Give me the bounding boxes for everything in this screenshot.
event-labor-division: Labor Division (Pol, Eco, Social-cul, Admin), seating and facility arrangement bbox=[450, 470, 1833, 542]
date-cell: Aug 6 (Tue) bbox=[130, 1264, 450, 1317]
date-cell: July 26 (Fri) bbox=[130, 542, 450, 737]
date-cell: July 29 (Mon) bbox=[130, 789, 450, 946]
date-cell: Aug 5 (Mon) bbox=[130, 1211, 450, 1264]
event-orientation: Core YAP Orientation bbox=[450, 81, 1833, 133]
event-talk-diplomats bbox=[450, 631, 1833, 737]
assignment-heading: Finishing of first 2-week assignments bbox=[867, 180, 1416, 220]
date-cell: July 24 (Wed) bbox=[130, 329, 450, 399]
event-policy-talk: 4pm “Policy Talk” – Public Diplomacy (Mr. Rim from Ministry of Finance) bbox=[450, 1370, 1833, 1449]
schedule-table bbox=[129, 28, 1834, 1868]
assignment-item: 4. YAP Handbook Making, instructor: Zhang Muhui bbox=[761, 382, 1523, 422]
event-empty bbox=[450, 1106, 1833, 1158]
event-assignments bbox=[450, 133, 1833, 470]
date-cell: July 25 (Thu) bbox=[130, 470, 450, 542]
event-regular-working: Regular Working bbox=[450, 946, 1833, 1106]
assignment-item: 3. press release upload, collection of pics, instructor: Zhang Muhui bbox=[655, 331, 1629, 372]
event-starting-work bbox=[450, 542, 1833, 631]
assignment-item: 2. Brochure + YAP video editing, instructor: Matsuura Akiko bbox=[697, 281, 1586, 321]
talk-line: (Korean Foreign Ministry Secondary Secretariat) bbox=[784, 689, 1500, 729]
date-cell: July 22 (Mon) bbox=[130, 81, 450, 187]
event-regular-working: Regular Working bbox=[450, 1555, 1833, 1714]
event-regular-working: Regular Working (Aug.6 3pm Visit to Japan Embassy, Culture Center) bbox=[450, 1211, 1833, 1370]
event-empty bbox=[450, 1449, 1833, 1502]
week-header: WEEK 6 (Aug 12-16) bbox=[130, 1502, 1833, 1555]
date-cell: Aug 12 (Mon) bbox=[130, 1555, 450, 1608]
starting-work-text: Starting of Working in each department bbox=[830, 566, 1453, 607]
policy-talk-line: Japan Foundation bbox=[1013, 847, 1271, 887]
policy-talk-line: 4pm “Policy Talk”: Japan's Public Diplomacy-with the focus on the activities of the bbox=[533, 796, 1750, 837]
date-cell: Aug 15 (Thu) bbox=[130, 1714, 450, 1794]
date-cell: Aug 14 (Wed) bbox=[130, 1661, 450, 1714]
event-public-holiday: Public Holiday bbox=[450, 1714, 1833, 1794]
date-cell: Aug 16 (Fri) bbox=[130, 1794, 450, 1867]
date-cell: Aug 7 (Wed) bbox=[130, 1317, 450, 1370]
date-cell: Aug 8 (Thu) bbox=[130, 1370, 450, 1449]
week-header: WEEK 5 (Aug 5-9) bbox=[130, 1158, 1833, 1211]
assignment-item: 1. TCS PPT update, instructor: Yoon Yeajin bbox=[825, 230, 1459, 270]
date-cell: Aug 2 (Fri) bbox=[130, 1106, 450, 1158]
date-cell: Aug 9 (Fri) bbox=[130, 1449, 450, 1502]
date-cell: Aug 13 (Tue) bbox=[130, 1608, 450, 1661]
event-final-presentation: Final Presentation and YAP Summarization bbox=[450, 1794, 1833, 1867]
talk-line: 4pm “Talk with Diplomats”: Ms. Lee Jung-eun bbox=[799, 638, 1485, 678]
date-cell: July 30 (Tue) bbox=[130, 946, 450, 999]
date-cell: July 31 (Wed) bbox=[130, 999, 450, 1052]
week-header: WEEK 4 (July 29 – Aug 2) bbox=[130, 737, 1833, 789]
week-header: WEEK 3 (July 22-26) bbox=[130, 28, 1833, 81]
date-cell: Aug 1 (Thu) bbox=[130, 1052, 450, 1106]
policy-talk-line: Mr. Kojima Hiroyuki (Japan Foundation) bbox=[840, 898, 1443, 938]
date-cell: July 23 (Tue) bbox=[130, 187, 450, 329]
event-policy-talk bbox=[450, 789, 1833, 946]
-*-*-
- **DIRECTIONS FOR THIS TASK**: Return every line of the entries above unchanged, in the same order.

- **RESULT OF THIS EXERCISE**:
Give me the bounding boxes for everything in this screenshot.
event-labor-division: Labor Division (Pol, Eco, Social-cul, Admin), seating and facility arrangement bbox=[450, 470, 1833, 542]
date-cell: Aug 6 (Tue) bbox=[130, 1264, 450, 1317]
date-cell: July 26 (Fri) bbox=[130, 542, 450, 737]
date-cell: July 29 (Mon) bbox=[130, 789, 450, 946]
date-cell: Aug 5 (Mon) bbox=[130, 1211, 450, 1264]
event-orientation: Core YAP Orientation bbox=[450, 81, 1833, 133]
event-talk-diplomats bbox=[450, 631, 1833, 737]
assignment-heading: Finishing of first 2-week assignments bbox=[867, 180, 1416, 220]
date-cell: July 24 (Wed) bbox=[130, 329, 450, 399]
event-policy-talk: 4pm “Policy Talk” – Public Diplomacy (Mr. Rim from Ministry of Finance) bbox=[450, 1370, 1833, 1449]
schedule-table bbox=[129, 28, 1834, 1868]
assignment-item: 4. YAP Handbook Making, instructor: Zhang Muhui bbox=[761, 382, 1523, 422]
event-empty bbox=[450, 1106, 1833, 1158]
event-assignments bbox=[450, 133, 1833, 470]
date-cell: July 25 (Thu) bbox=[130, 470, 450, 542]
event-regular-working: Regular Working bbox=[450, 946, 1833, 1106]
assignment-item: 3. press release upload, collection of pics, instructor: Zhang Muhui bbox=[655, 331, 1629, 372]
event-starting-work bbox=[450, 542, 1833, 631]
assignment-item: 2. Brochure + YAP video editing, instructor: Matsuura Akiko bbox=[697, 281, 1586, 321]
talk-line: (Korean Foreign Ministry Secondary Secretariat) bbox=[784, 689, 1500, 729]
date-cell: July 22 (Mon) bbox=[130, 81, 450, 187]
event-regular-working: Regular Working bbox=[450, 1555, 1833, 1714]
event-regular-working: Regular Working (Aug.6 3pm Visit to Japan Embassy, Culture Center) bbox=[450, 1211, 1833, 1370]
event-empty bbox=[450, 1449, 1833, 1502]
week-header: WEEK 6 (Aug 12-16) bbox=[130, 1502, 1833, 1555]
date-cell: Aug 12 (Mon) bbox=[130, 1555, 450, 1608]
starting-work-text: Starting of Working in each department bbox=[830, 566, 1453, 607]
policy-talk-line: Japan Foundation bbox=[1013, 847, 1271, 887]
policy-talk-line: 4pm “Policy Talk”: Japan's Public Diplomacy-with the focus on the activities of the bbox=[533, 796, 1750, 837]
date-cell: Aug 15 (Thu) bbox=[130, 1714, 450, 1794]
date-cell: Aug 14 (Wed) bbox=[130, 1661, 450, 1714]
event-public-holiday: Public Holiday bbox=[450, 1714, 1833, 1794]
date-cell: Aug 16 (Fri) bbox=[130, 1794, 450, 1867]
date-cell: Aug 7 (Wed) bbox=[130, 1317, 450, 1370]
date-cell: Aug 8 (Thu) bbox=[130, 1370, 450, 1449]
week-header: WEEK 5 (Aug 5-9) bbox=[130, 1158, 1833, 1211]
assignment-item: 1. TCS PPT update, instructor: Yoon Yeajin bbox=[825, 230, 1459, 270]
date-cell: Aug 2 (Fri) bbox=[130, 1106, 450, 1158]
date-cell: Aug 9 (Fri) bbox=[130, 1449, 450, 1502]
date-cell: Aug 13 (Tue) bbox=[130, 1608, 450, 1661]
event-final-presentation: Final Presentation and YAP Summarization bbox=[450, 1794, 1833, 1867]
talk-line: 4pm “Talk with Diplomats”: Ms. Lee Jung-eun bbox=[799, 638, 1485, 678]
date-cell: July 30 (Tue) bbox=[130, 946, 450, 999]
date-cell: July 31 (Wed) bbox=[130, 999, 450, 1052]
week-header: WEEK 4 (July 29 – Aug 2) bbox=[130, 737, 1833, 789]
week-header: WEEK 3 (July 22-26) bbox=[130, 28, 1833, 81]
date-cell: Aug 1 (Thu) bbox=[130, 1052, 450, 1106]
policy-talk-line: Mr. Kojima Hiroyuki (Japan Foundation) bbox=[840, 898, 1443, 938]
date-cell: July 23 (Tue) bbox=[130, 187, 450, 329]
event-policy-talk bbox=[450, 789, 1833, 946]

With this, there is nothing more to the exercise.